Job: Extract each line of the material that follows exactly and omit its pictures.

* Begin Recorded information *

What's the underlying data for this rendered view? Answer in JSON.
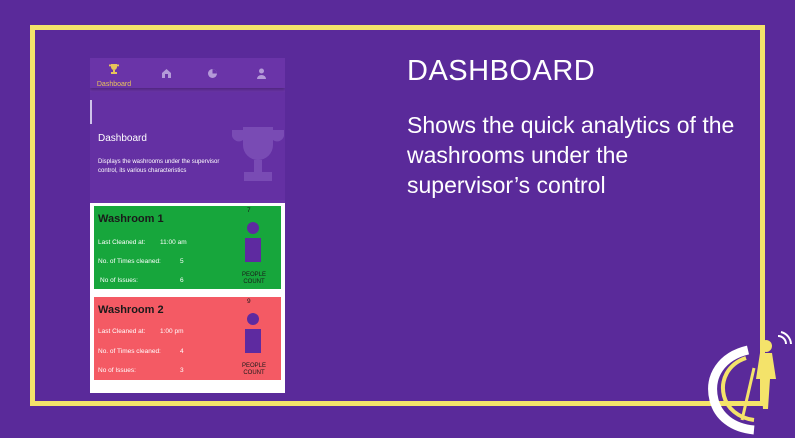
{
  "nav": {
    "dashboard_label": "Dashboard"
  },
  "hero": {
    "title": "Dashboard",
    "description": "Displays the washrooms under the supervisor control, its various characteristics"
  },
  "washrooms": [
    {
      "name": "Washroom 1",
      "last_cleaned_label": "Last Cleaned at:",
      "last_cleaned_value": "11:00 am",
      "times_cleaned_label": "No. of Times cleaned:",
      "times_cleaned_value": "5",
      "issues_label": "No of Issues:",
      "issues_value": "6",
      "people_count": "7",
      "people_label": "PEOPLE COUNT",
      "status_color": "#17a63c"
    },
    {
      "name": "Washroom 2",
      "last_cleaned_label": "Last Cleaned at:",
      "last_cleaned_value": "1:00 pm",
      "times_cleaned_label": "No. of Times cleaned:",
      "times_cleaned_value": "4",
      "issues_label": "No of Issues:",
      "issues_value": "3",
      "people_count": "9",
      "people_label": "PEOPLE COUNT",
      "status_color": "#f45a64"
    }
  ],
  "slide": {
    "heading": "DASHBOARD",
    "description": "Shows the quick analytics of the washrooms under the supervisor’s control"
  },
  "icons": [
    "trophy-icon",
    "home-icon",
    "pie-chart-icon",
    "user-icon",
    "person-icon",
    "janitor-logo"
  ]
}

* End Recorded information *

Output for this exercise:
What's the underlying data for this rendered view? Answer in JSON.
{
  "nav": {
    "dashboard_label": "Dashboard"
  },
  "hero": {
    "title": "Dashboard",
    "description": "Displays the washrooms under the supervisor control, its various characteristics"
  },
  "washrooms": [
    {
      "name": "Washroom 1",
      "last_cleaned_label": "Last Cleaned at:",
      "last_cleaned_value": "11:00 am",
      "times_cleaned_label": "No. of Times cleaned:",
      "times_cleaned_value": "5",
      "issues_label": "No of Issues:",
      "issues_value": "6",
      "people_count": "7",
      "people_label": "PEOPLE COUNT",
      "status_color": "#17a63c"
    },
    {
      "name": "Washroom 2",
      "last_cleaned_label": "Last Cleaned at:",
      "last_cleaned_value": "1:00 pm",
      "times_cleaned_label": "No. of Times cleaned:",
      "times_cleaned_value": "4",
      "issues_label": "No of Issues:",
      "issues_value": "3",
      "people_count": "9",
      "people_label": "PEOPLE COUNT",
      "status_color": "#f45a64"
    }
  ],
  "slide": {
    "heading": "DASHBOARD",
    "description": "Shows the quick analytics of the washrooms under the supervisor’s control"
  },
  "icons": [
    "trophy-icon",
    "home-icon",
    "pie-chart-icon",
    "user-icon",
    "person-icon",
    "janitor-logo"
  ]
}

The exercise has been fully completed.